Set down every line of the records below word for word, changing nothing.

— START OF Supplied material —

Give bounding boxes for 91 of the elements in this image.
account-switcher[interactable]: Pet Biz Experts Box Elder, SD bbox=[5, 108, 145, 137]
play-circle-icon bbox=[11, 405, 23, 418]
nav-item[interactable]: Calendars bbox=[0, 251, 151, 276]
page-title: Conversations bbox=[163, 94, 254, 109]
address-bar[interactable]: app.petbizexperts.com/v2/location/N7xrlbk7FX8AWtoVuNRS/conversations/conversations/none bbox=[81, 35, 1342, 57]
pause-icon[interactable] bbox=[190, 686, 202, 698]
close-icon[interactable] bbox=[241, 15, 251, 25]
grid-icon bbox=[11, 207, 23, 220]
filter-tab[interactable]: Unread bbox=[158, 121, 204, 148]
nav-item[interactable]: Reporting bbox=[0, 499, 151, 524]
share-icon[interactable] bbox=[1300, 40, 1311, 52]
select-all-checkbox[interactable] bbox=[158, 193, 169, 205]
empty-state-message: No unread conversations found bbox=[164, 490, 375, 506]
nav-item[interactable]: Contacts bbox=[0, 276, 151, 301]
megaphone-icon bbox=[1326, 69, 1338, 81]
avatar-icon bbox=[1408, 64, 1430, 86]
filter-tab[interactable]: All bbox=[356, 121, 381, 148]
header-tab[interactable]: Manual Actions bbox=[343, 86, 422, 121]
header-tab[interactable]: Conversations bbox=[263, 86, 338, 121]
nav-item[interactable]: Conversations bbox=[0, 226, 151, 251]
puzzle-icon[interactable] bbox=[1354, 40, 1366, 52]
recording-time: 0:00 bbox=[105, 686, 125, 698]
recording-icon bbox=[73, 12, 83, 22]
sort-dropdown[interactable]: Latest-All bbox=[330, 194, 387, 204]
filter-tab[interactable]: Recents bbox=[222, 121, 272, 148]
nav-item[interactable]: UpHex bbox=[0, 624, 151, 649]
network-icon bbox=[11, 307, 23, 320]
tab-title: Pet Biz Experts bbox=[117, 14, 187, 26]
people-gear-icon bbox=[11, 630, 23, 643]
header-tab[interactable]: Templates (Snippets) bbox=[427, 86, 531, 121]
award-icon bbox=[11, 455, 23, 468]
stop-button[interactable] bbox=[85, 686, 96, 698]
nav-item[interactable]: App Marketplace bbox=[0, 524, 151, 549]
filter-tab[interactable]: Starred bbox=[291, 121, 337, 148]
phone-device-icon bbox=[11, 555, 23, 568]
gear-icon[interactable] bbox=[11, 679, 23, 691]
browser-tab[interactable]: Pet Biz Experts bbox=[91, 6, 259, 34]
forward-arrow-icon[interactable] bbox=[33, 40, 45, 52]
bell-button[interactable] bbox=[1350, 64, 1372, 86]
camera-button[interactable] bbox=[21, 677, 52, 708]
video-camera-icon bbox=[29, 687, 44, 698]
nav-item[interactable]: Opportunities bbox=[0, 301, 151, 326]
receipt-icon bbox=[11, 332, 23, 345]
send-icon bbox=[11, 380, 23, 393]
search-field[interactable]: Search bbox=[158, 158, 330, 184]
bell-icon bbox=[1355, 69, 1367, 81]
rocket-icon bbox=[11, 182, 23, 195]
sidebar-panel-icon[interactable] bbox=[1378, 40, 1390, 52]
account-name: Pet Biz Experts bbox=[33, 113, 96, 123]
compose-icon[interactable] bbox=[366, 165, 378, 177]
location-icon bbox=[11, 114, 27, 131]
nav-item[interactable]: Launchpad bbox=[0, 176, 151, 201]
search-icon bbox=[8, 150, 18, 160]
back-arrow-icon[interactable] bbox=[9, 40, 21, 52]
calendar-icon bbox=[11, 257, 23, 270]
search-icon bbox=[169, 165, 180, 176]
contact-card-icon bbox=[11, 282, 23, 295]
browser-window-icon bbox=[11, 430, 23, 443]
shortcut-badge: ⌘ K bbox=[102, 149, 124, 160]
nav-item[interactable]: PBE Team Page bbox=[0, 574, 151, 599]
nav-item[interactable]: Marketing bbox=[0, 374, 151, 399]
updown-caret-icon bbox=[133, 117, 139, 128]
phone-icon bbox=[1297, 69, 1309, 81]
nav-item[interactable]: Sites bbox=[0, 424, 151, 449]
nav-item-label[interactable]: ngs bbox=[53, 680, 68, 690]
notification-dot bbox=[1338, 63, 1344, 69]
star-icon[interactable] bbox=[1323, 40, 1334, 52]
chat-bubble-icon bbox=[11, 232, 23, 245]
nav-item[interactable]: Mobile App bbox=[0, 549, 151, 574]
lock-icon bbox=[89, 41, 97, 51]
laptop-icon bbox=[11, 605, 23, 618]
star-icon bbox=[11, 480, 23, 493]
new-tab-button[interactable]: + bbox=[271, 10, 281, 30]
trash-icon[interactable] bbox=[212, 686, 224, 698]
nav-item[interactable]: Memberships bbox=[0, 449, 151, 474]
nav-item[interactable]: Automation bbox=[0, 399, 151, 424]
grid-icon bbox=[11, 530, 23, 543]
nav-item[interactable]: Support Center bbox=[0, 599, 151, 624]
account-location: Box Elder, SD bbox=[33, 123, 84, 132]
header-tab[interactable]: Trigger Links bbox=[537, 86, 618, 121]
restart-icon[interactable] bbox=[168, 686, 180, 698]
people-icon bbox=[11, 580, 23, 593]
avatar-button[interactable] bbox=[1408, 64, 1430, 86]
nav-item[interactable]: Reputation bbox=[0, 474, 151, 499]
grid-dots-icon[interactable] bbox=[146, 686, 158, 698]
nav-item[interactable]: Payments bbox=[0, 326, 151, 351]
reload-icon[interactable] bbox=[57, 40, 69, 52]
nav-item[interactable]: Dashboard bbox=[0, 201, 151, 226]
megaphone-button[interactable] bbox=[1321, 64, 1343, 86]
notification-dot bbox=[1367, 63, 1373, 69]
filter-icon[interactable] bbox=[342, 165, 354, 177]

— END OF Supplied material —

Response »
Give bounding boxes for 91 of the elements in this image.
account-switcher[interactable]: Pet Biz Experts Box Elder, SD bbox=[5, 108, 145, 137]
play-circle-icon bbox=[11, 405, 23, 418]
nav-item[interactable]: Calendars bbox=[0, 251, 151, 276]
page-title: Conversations bbox=[163, 94, 254, 109]
address-bar[interactable]: app.petbizexperts.com/v2/location/N7xrlbk7FX8AWtoVuNRS/conversations/conversations/none bbox=[81, 35, 1342, 57]
pause-icon[interactable] bbox=[190, 686, 202, 698]
close-icon[interactable] bbox=[241, 15, 251, 25]
grid-icon bbox=[11, 207, 23, 220]
filter-tab[interactable]: Unread bbox=[158, 121, 204, 148]
nav-item[interactable]: Reporting bbox=[0, 499, 151, 524]
share-icon[interactable] bbox=[1300, 40, 1311, 52]
select-all-checkbox[interactable] bbox=[158, 193, 169, 205]
empty-state-message: No unread conversations found bbox=[164, 490, 375, 506]
nav-item[interactable]: Contacts bbox=[0, 276, 151, 301]
megaphone-icon bbox=[1326, 69, 1338, 81]
avatar-icon bbox=[1408, 64, 1430, 86]
filter-tab[interactable]: All bbox=[356, 121, 381, 148]
header-tab[interactable]: Manual Actions bbox=[343, 86, 422, 121]
header-tab[interactable]: Conversations bbox=[263, 86, 338, 121]
nav-item[interactable]: Conversations bbox=[0, 226, 151, 251]
puzzle-icon[interactable] bbox=[1354, 40, 1366, 52]
recording-time: 0:00 bbox=[105, 686, 125, 698]
recording-icon bbox=[73, 12, 83, 22]
sort-dropdown[interactable]: Latest-All bbox=[330, 194, 387, 204]
filter-tab[interactable]: Recents bbox=[222, 121, 272, 148]
nav-item[interactable]: UpHex bbox=[0, 624, 151, 649]
network-icon bbox=[11, 307, 23, 320]
tab-title: Pet Biz Experts bbox=[117, 14, 187, 26]
people-gear-icon bbox=[11, 630, 23, 643]
header-tab[interactable]: Templates (Snippets) bbox=[427, 86, 531, 121]
award-icon bbox=[11, 455, 23, 468]
stop-button[interactable] bbox=[85, 686, 96, 698]
nav-item[interactable]: App Marketplace bbox=[0, 524, 151, 549]
filter-tab[interactable]: Starred bbox=[291, 121, 337, 148]
phone-device-icon bbox=[11, 555, 23, 568]
gear-icon[interactable] bbox=[11, 679, 23, 691]
browser-tab[interactable]: Pet Biz Experts bbox=[91, 6, 259, 34]
forward-arrow-icon[interactable] bbox=[33, 40, 45, 52]
bell-button[interactable] bbox=[1350, 64, 1372, 86]
camera-button[interactable] bbox=[21, 677, 52, 708]
video-camera-icon bbox=[29, 687, 44, 698]
nav-item[interactable]: Opportunities bbox=[0, 301, 151, 326]
receipt-icon bbox=[11, 332, 23, 345]
send-icon bbox=[11, 380, 23, 393]
search-field[interactable]: Search bbox=[158, 158, 330, 184]
bell-icon bbox=[1355, 69, 1367, 81]
rocket-icon bbox=[11, 182, 23, 195]
sidebar-panel-icon[interactable] bbox=[1378, 40, 1390, 52]
account-name: Pet Biz Experts bbox=[33, 113, 96, 123]
compose-icon[interactable] bbox=[366, 165, 378, 177]
location-icon bbox=[11, 114, 27, 131]
nav-item[interactable]: Launchpad bbox=[0, 176, 151, 201]
search-icon bbox=[8, 150, 18, 160]
back-arrow-icon[interactable] bbox=[9, 40, 21, 52]
calendar-icon bbox=[11, 257, 23, 270]
search-icon bbox=[169, 165, 180, 176]
contact-card-icon bbox=[11, 282, 23, 295]
browser-window-icon bbox=[11, 430, 23, 443]
shortcut-badge: ⌘ K bbox=[102, 149, 124, 160]
nav-item[interactable]: PBE Team Page bbox=[0, 574, 151, 599]
nav-item[interactable]: Marketing bbox=[0, 374, 151, 399]
updown-caret-icon bbox=[133, 117, 139, 128]
phone-icon bbox=[1297, 69, 1309, 81]
nav-item[interactable]: Sites bbox=[0, 424, 151, 449]
nav-item-label[interactable]: ngs bbox=[53, 680, 68, 690]
notification-dot bbox=[1338, 63, 1344, 69]
star-icon[interactable] bbox=[1323, 40, 1334, 52]
chat-bubble-icon bbox=[11, 232, 23, 245]
nav-item[interactable]: Mobile App bbox=[0, 549, 151, 574]
lock-icon bbox=[89, 41, 97, 51]
laptop-icon bbox=[11, 605, 23, 618]
star-icon bbox=[11, 480, 23, 493]
new-tab-button[interactable]: + bbox=[271, 10, 281, 30]
trash-icon[interactable] bbox=[212, 686, 224, 698]
nav-item[interactable]: Memberships bbox=[0, 449, 151, 474]
nav-item[interactable]: Automation bbox=[0, 399, 151, 424]
grid-icon bbox=[11, 530, 23, 543]
nav-item[interactable]: Support Center bbox=[0, 599, 151, 624]
account-location: Box Elder, SD bbox=[33, 123, 84, 132]
header-tab[interactable]: Trigger Links bbox=[537, 86, 618, 121]
restart-icon[interactable] bbox=[168, 686, 180, 698]
people-icon bbox=[11, 580, 23, 593]
avatar-button[interactable] bbox=[1408, 64, 1430, 86]
nav-item[interactable]: Reputation bbox=[0, 474, 151, 499]
grid-dots-icon[interactable] bbox=[146, 686, 158, 698]
nav-item[interactable]: Payments bbox=[0, 326, 151, 351]
reload-icon[interactable] bbox=[57, 40, 69, 52]
nav-item[interactable]: Dashboard bbox=[0, 201, 151, 226]
megaphone-button[interactable] bbox=[1321, 64, 1343, 86]
notification-dot bbox=[1367, 63, 1373, 69]
filter-icon[interactable] bbox=[342, 165, 354, 177]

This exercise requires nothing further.